Every line below is to be copied exactly, with the pictures left out.

========================

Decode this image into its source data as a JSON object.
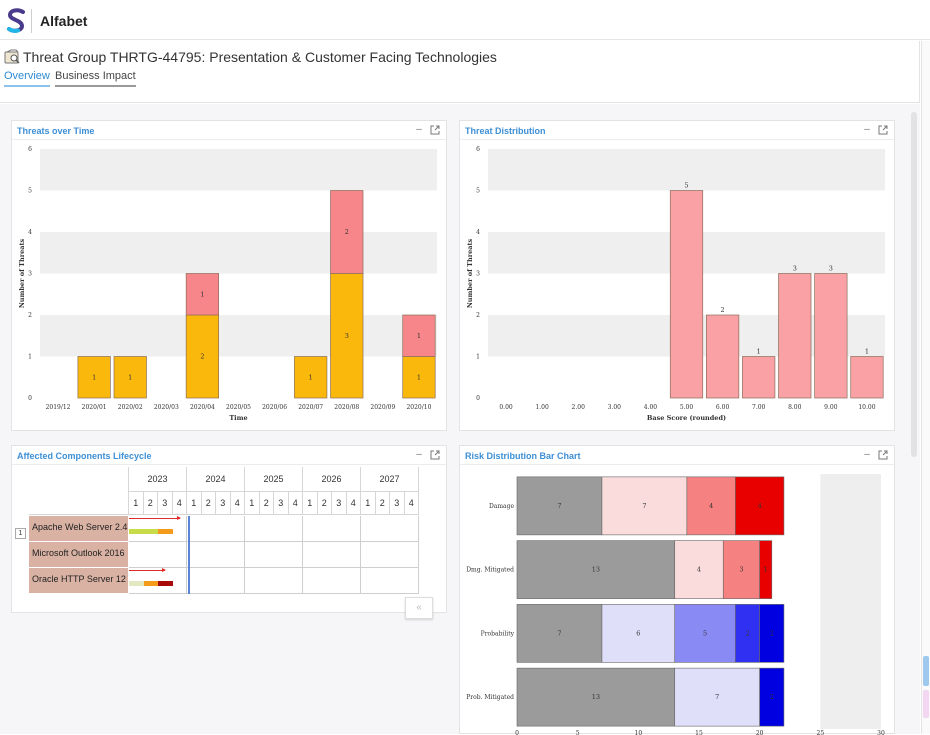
{
  "app": {
    "name": "Alfabet",
    "logo_icon": "alfabet-s-logo-icon"
  },
  "page": {
    "title": "Threat Group THRTG-44795: Presentation & Customer Facing Technologies",
    "icon": "threat-group-icon",
    "tabs": [
      {
        "label": "Overview",
        "active": true
      },
      {
        "label": "Business Impact",
        "active": false
      }
    ]
  },
  "panels": {
    "threats_over_time": {
      "title": "Threats over Time",
      "minimize_label": "–"
    },
    "threat_distribution": {
      "title": "Threat Distribution",
      "minimize_label": "–"
    },
    "affected_components": {
      "title": "Affected Components Lifecycle",
      "minimize_label": "–"
    },
    "risk_distribution": {
      "title": "Risk Distribution Bar Chart",
      "minimize_label": "–"
    }
  },
  "chart_data": [
    {
      "id": "threats_over_time",
      "type": "bar",
      "stacked": true,
      "xlabel": "Time",
      "ylabel": "Number of Threats",
      "ylim": [
        0,
        6
      ],
      "yticks": [
        0,
        1,
        2,
        3,
        4,
        5,
        6
      ],
      "categories": [
        "2019/12",
        "2020/01",
        "2020/02",
        "2020/03",
        "2020/04",
        "2020/05",
        "2020/06",
        "2020/07",
        "2020/08",
        "2020/09",
        "2020/10"
      ],
      "series": [
        {
          "color": "#fbb80c",
          "values": [
            0,
            1,
            1,
            0,
            2,
            0,
            0,
            1,
            3,
            0,
            1
          ]
        },
        {
          "color": "#f7868a",
          "values": [
            0,
            0,
            0,
            0,
            1,
            0,
            0,
            0,
            2,
            0,
            1
          ]
        }
      ],
      "grid_bands": true
    },
    {
      "id": "threat_distribution",
      "type": "bar",
      "xlabel": "Base Score (rounded)",
      "ylabel": "Number of Threats",
      "ylim": [
        0,
        6
      ],
      "yticks": [
        0,
        1,
        2,
        3,
        4,
        5,
        6
      ],
      "categories": [
        "0.00",
        "1.00",
        "2.00",
        "3.00",
        "4.00",
        "5.00",
        "6.00",
        "7.00",
        "8.00",
        "9.00",
        "10.00"
      ],
      "values": [
        0,
        0,
        0,
        0,
        0,
        5,
        2,
        1,
        3,
        3,
        1
      ],
      "color": "#f9a1a4",
      "grid_bands": true
    },
    {
      "id": "risk_distribution",
      "type": "bar",
      "orientation": "horizontal",
      "stacked": true,
      "xlim": [
        0,
        30
      ],
      "xticks": [
        0,
        5,
        10,
        15,
        20,
        25,
        30
      ],
      "categories": [
        "Damage",
        "Dmg. Mitigated",
        "Probability",
        "Prob. Mitigated"
      ],
      "rows": [
        {
          "segments": [
            {
              "value": 7,
              "color": "#9b9b9b"
            },
            {
              "value": 7,
              "color": "#fadcdc"
            },
            {
              "value": 4,
              "color": "#f58181"
            },
            {
              "value": 4,
              "color": "#e80000"
            }
          ]
        },
        {
          "segments": [
            {
              "value": 13,
              "color": "#9b9b9b"
            },
            {
              "value": 4,
              "color": "#fadcdc"
            },
            {
              "value": 3,
              "color": "#f58181"
            },
            {
              "value": 1,
              "color": "#e80000"
            }
          ]
        },
        {
          "segments": [
            {
              "value": 7,
              "color": "#9b9b9b"
            },
            {
              "value": 6,
              "color": "#dfdff9"
            },
            {
              "value": 5,
              "color": "#8a8af5"
            },
            {
              "value": 2,
              "color": "#3030f2"
            },
            {
              "value": 2,
              "color": "#0000e0"
            }
          ]
        },
        {
          "segments": [
            {
              "value": 13,
              "color": "#9b9b9b"
            },
            {
              "value": 7,
              "color": "#dfdff9"
            },
            {
              "value": 2,
              "color": "#0000e0"
            }
          ]
        }
      ]
    }
  ],
  "lifecycle": {
    "toggle_label": "1",
    "collapse_label": "«",
    "years": [
      "2023",
      "2024",
      "2025",
      "2026",
      "2027"
    ],
    "quarters": [
      "1",
      "2",
      "3",
      "4"
    ],
    "components": [
      {
        "name": "Apache Web Server 2.4",
        "bars": [
          {
            "from_q": 0,
            "to_q": 2,
            "color": "#c8dc4a"
          },
          {
            "from_q": 2,
            "to_q": 3,
            "color": "#f59b1c"
          }
        ],
        "arrow": {
          "from_q": 0,
          "to_q": 3.5,
          "color": "#e12b2b"
        }
      },
      {
        "name": "Microsoft Outlook 2016",
        "bars": []
      },
      {
        "name": "Oracle HTTP Server 12",
        "bars": [
          {
            "from_q": 0,
            "to_q": 1,
            "color": "#e3e8c2"
          },
          {
            "from_q": 1,
            "to_q": 2,
            "color": "#f59b1c"
          },
          {
            "from_q": 2,
            "to_q": 3,
            "color": "#a80a0a"
          }
        ],
        "arrow": {
          "from_q": 0,
          "to_q": 2.5,
          "color": "#e12b2b"
        }
      }
    ],
    "today_marker_q": 4.1,
    "today_color": "#5a84d6"
  }
}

========================

SOLUTION TO THIS PROBLEM:
Decode this image into its source data as a JSON object.
{
  "app": {
    "name": "Alfabet",
    "logo_icon": "alfabet-s-logo-icon"
  },
  "page": {
    "title": "Threat Group THRTG-44795: Presentation & Customer Facing Technologies",
    "icon": "threat-group-icon",
    "tabs": [
      {
        "label": "Overview",
        "active": true
      },
      {
        "label": "Business Impact",
        "active": false
      }
    ]
  },
  "panels": {
    "threats_over_time": {
      "title": "Threats over Time",
      "minimize_label": "–"
    },
    "threat_distribution": {
      "title": "Threat Distribution",
      "minimize_label": "–"
    },
    "affected_components": {
      "title": "Affected Components Lifecycle",
      "minimize_label": "–"
    },
    "risk_distribution": {
      "title": "Risk Distribution Bar Chart",
      "minimize_label": "–"
    }
  },
  "chart_data": [
    {
      "id": "threats_over_time",
      "type": "bar",
      "stacked": true,
      "xlabel": "Time",
      "ylabel": "Number of Threats",
      "ylim": [
        0,
        6
      ],
      "yticks": [
        0,
        1,
        2,
        3,
        4,
        5,
        6
      ],
      "categories": [
        "2019/12",
        "2020/01",
        "2020/02",
        "2020/03",
        "2020/04",
        "2020/05",
        "2020/06",
        "2020/07",
        "2020/08",
        "2020/09",
        "2020/10"
      ],
      "series": [
        {
          "color": "#fbb80c",
          "values": [
            0,
            1,
            1,
            0,
            2,
            0,
            0,
            1,
            3,
            0,
            1
          ]
        },
        {
          "color": "#f7868a",
          "values": [
            0,
            0,
            0,
            0,
            1,
            0,
            0,
            0,
            2,
            0,
            1
          ]
        }
      ],
      "grid_bands": true
    },
    {
      "id": "threat_distribution",
      "type": "bar",
      "xlabel": "Base Score (rounded)",
      "ylabel": "Number of Threats",
      "ylim": [
        0,
        6
      ],
      "yticks": [
        0,
        1,
        2,
        3,
        4,
        5,
        6
      ],
      "categories": [
        "0.00",
        "1.00",
        "2.00",
        "3.00",
        "4.00",
        "5.00",
        "6.00",
        "7.00",
        "8.00",
        "9.00",
        "10.00"
      ],
      "values": [
        0,
        0,
        0,
        0,
        0,
        5,
        2,
        1,
        3,
        3,
        1
      ],
      "color": "#f9a1a4",
      "grid_bands": true
    },
    {
      "id": "risk_distribution",
      "type": "bar",
      "orientation": "horizontal",
      "stacked": true,
      "xlim": [
        0,
        30
      ],
      "xticks": [
        0,
        5,
        10,
        15,
        20,
        25,
        30
      ],
      "categories": [
        "Damage",
        "Dmg. Mitigated",
        "Probability",
        "Prob. Mitigated"
      ],
      "rows": [
        {
          "segments": [
            {
              "value": 7,
              "color": "#9b9b9b"
            },
            {
              "value": 7,
              "color": "#fadcdc"
            },
            {
              "value": 4,
              "color": "#f58181"
            },
            {
              "value": 4,
              "color": "#e80000"
            }
          ]
        },
        {
          "segments": [
            {
              "value": 13,
              "color": "#9b9b9b"
            },
            {
              "value": 4,
              "color": "#fadcdc"
            },
            {
              "value": 3,
              "color": "#f58181"
            },
            {
              "value": 1,
              "color": "#e80000"
            }
          ]
        },
        {
          "segments": [
            {
              "value": 7,
              "color": "#9b9b9b"
            },
            {
              "value": 6,
              "color": "#dfdff9"
            },
            {
              "value": 5,
              "color": "#8a8af5"
            },
            {
              "value": 2,
              "color": "#3030f2"
            },
            {
              "value": 2,
              "color": "#0000e0"
            }
          ]
        },
        {
          "segments": [
            {
              "value": 13,
              "color": "#9b9b9b"
            },
            {
              "value": 7,
              "color": "#dfdff9"
            },
            {
              "value": 2,
              "color": "#0000e0"
            }
          ]
        }
      ]
    }
  ],
  "lifecycle": {
    "toggle_label": "1",
    "collapse_label": "«",
    "years": [
      "2023",
      "2024",
      "2025",
      "2026",
      "2027"
    ],
    "quarters": [
      "1",
      "2",
      "3",
      "4"
    ],
    "components": [
      {
        "name": "Apache Web Server 2.4",
        "bars": [
          {
            "from_q": 0,
            "to_q": 2,
            "color": "#c8dc4a"
          },
          {
            "from_q": 2,
            "to_q": 3,
            "color": "#f59b1c"
          }
        ],
        "arrow": {
          "from_q": 0,
          "to_q": 3.5,
          "color": "#e12b2b"
        }
      },
      {
        "name": "Microsoft Outlook 2016",
        "bars": []
      },
      {
        "name": "Oracle HTTP Server 12",
        "bars": [
          {
            "from_q": 0,
            "to_q": 1,
            "color": "#e3e8c2"
          },
          {
            "from_q": 1,
            "to_q": 2,
            "color": "#f59b1c"
          },
          {
            "from_q": 2,
            "to_q": 3,
            "color": "#a80a0a"
          }
        ],
        "arrow": {
          "from_q": 0,
          "to_q": 2.5,
          "color": "#e12b2b"
        }
      }
    ],
    "today_marker_q": 4.1,
    "today_color": "#5a84d6"
  }
}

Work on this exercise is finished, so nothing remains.